**WHAT THE EXERCISE ASKS**
In the listing below, find every line with the string "name" and pull it out.

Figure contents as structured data
((

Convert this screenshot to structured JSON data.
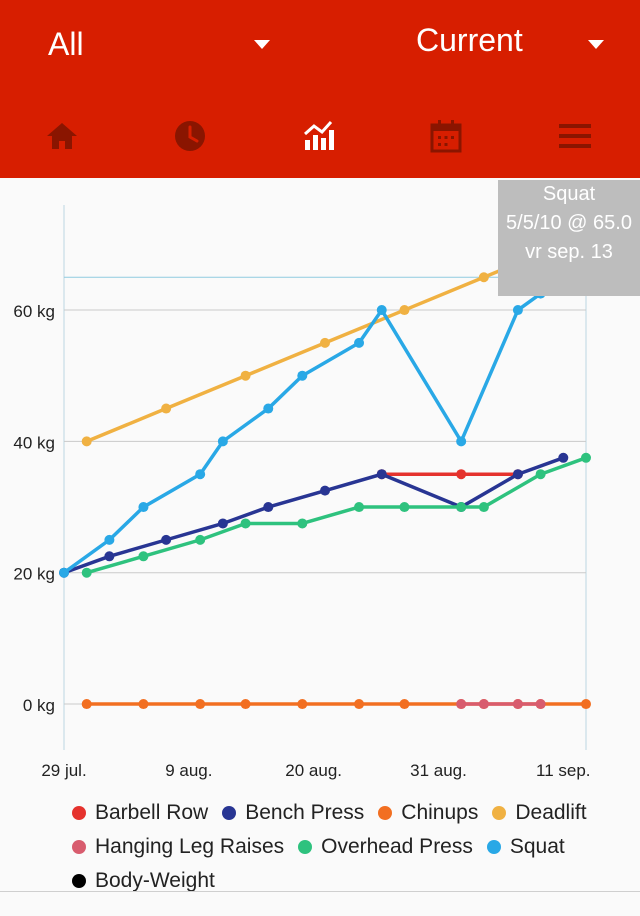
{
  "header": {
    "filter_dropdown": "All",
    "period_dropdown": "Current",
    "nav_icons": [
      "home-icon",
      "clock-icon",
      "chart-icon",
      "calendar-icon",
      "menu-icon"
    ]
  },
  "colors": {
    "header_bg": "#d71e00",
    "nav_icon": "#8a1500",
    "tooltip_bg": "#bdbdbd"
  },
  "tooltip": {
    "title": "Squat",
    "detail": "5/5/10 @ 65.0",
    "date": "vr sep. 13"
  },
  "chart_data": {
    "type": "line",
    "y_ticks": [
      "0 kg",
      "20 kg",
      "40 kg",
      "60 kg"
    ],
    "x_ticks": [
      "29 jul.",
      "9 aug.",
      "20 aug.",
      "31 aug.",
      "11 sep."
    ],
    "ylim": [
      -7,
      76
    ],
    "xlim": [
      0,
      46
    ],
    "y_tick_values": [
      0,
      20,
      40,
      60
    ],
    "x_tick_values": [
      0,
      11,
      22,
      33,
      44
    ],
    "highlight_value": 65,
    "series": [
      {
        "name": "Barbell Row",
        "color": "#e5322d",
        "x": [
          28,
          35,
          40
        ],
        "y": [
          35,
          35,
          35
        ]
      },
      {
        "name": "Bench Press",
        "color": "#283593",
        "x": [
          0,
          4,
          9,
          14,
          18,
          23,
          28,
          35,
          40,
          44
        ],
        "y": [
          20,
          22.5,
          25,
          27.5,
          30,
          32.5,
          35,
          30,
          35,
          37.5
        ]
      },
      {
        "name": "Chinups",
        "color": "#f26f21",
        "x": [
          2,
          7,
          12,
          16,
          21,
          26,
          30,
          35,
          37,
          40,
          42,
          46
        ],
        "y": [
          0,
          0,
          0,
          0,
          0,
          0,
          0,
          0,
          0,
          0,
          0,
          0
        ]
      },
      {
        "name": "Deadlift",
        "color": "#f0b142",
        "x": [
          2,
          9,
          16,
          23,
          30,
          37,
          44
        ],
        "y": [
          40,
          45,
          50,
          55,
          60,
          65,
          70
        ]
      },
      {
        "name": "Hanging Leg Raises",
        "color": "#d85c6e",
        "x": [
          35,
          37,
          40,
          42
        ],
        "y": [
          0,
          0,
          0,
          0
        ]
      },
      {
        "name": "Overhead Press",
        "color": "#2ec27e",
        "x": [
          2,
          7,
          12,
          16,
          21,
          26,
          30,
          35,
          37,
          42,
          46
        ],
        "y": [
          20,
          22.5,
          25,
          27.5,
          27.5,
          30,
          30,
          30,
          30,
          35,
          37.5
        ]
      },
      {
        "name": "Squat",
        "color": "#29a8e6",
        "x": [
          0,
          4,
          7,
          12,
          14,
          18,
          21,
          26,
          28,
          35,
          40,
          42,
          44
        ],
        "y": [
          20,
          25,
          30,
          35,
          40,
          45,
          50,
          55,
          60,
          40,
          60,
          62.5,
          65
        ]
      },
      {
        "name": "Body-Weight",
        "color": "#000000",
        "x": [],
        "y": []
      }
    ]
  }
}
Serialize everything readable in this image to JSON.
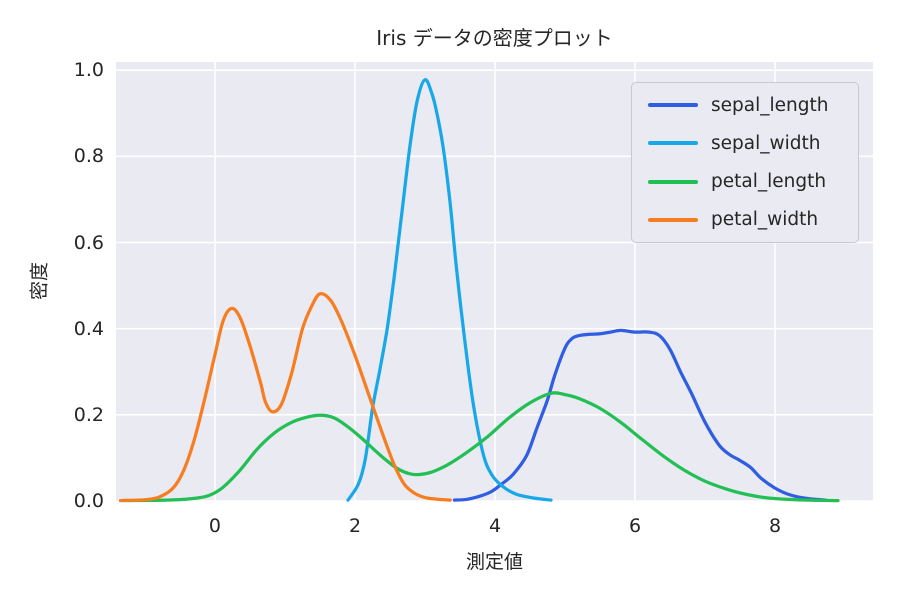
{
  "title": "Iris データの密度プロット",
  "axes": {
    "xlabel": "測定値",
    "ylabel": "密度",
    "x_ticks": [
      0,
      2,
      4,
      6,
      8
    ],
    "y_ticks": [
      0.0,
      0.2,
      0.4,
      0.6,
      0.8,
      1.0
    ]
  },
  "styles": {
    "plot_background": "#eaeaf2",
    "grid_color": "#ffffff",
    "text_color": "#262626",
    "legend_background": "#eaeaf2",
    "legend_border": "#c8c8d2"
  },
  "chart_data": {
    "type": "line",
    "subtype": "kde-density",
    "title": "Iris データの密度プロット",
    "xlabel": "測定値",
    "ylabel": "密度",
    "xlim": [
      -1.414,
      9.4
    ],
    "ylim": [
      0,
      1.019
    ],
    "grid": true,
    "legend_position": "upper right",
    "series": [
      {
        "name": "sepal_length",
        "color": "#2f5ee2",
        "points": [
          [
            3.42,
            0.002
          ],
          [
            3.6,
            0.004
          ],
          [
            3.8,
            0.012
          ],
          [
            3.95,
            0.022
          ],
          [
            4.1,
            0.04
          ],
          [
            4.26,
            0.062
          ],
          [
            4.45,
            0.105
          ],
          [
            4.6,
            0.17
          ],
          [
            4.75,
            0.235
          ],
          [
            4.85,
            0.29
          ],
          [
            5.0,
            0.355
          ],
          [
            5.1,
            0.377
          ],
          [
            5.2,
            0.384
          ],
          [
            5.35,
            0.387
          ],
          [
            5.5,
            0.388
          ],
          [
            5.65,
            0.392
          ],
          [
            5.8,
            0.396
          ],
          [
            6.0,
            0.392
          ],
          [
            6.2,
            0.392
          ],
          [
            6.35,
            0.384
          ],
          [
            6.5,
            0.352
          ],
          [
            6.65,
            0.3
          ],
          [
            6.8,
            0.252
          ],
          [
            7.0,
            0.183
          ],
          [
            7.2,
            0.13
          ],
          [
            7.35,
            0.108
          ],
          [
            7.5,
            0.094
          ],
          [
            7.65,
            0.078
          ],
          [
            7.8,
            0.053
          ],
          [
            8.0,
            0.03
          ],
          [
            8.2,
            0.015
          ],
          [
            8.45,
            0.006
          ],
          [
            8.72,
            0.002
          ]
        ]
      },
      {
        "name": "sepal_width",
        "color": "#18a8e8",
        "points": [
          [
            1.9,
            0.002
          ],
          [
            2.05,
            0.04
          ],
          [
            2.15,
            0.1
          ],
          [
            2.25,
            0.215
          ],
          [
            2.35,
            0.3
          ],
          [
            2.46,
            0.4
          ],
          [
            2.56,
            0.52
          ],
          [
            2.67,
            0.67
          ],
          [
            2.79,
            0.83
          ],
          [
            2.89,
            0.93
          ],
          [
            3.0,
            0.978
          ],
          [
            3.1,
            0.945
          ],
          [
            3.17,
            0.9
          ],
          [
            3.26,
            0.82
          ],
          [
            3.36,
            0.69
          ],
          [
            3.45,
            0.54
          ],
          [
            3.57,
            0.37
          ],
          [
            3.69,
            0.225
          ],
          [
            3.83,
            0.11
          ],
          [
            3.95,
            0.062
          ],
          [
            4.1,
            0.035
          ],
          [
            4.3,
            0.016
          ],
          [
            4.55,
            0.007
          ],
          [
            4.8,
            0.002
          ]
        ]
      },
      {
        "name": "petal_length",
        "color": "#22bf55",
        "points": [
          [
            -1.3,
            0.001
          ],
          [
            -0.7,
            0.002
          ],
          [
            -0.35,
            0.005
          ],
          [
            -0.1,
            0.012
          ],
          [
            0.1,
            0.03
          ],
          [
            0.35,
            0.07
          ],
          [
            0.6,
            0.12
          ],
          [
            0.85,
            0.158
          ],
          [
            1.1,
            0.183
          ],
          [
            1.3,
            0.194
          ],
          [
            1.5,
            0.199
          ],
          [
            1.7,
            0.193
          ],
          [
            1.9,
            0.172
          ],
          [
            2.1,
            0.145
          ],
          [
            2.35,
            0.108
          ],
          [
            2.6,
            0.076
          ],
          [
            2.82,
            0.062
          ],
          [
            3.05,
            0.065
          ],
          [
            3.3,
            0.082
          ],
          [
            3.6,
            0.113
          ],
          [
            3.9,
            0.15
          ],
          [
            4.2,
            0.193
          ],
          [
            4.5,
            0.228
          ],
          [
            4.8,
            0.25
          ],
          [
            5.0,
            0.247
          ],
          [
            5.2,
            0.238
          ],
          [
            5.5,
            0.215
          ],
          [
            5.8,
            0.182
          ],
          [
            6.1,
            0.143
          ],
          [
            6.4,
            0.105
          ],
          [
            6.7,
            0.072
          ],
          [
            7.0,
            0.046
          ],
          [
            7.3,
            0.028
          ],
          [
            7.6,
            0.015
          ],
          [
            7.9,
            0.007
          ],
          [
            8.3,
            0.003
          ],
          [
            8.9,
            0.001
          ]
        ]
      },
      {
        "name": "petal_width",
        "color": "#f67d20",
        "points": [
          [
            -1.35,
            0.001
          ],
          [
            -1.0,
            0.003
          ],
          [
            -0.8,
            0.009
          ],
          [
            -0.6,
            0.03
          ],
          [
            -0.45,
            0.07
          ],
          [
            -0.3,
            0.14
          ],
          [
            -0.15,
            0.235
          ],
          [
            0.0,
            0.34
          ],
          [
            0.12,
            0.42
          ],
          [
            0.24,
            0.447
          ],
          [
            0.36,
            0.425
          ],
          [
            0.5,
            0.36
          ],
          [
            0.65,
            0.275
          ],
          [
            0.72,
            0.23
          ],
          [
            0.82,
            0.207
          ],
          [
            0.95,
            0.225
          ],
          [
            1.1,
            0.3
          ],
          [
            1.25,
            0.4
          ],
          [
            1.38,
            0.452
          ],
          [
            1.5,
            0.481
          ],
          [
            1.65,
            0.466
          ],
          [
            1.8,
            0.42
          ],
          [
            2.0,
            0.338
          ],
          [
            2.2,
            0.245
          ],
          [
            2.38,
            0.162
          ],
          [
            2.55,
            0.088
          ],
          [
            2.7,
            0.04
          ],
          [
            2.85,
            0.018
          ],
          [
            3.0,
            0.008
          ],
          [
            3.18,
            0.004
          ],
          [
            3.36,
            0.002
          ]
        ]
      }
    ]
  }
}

))

**THE COMPLETED TASK**
        "name": "Barbell Row",
        "name": "Bench Press",
        "name": "Chinups",
        "name": "Deadlift",
        "name": "Hanging Leg Raises",
        "name": "Overhead Press",
        "name": "Squat",
        "name": "Body-Weight",
        "name": "sepal_length",
        "name": "sepal_width",
        "name": "petal_length",
        "name": "petal_width",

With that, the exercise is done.